▶ **Stated problem**
Collect every line of the records below that contains the word "öfuer".

▶ **Collected data**
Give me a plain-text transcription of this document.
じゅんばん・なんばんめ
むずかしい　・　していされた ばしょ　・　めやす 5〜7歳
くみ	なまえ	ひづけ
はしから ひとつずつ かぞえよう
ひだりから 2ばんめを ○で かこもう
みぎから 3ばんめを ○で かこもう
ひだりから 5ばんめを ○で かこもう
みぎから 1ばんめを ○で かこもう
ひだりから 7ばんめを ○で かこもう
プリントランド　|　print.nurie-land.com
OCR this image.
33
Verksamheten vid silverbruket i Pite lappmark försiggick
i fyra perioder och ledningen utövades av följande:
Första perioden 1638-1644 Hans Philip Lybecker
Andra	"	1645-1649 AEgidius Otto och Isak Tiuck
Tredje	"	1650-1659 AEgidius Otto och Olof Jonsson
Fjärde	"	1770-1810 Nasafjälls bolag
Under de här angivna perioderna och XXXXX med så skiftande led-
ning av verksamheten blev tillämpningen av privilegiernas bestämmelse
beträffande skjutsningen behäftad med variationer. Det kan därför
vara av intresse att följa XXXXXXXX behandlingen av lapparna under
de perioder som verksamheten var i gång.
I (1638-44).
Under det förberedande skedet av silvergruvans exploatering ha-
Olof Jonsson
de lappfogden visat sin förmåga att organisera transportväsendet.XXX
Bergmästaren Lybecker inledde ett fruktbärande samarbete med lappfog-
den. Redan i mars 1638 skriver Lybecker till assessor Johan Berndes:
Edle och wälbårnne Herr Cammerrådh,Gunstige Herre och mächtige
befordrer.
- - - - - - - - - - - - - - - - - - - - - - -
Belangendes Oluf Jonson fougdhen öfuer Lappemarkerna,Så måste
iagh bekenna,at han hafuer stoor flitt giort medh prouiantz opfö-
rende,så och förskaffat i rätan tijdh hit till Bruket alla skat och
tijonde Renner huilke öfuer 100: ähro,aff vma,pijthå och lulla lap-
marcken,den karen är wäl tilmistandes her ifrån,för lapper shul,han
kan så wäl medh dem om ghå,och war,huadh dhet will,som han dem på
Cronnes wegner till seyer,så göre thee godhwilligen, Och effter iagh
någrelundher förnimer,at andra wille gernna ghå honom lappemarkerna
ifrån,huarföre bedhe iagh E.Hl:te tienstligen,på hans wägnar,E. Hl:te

▶ **Response to the exercise**
Belangendes Oluf Jonson fougdhen öfuer Lappemarkerna,Så måste
tijonde Renner huilke öfuer 100: ähro,aff vma,pijthå och lulla lap-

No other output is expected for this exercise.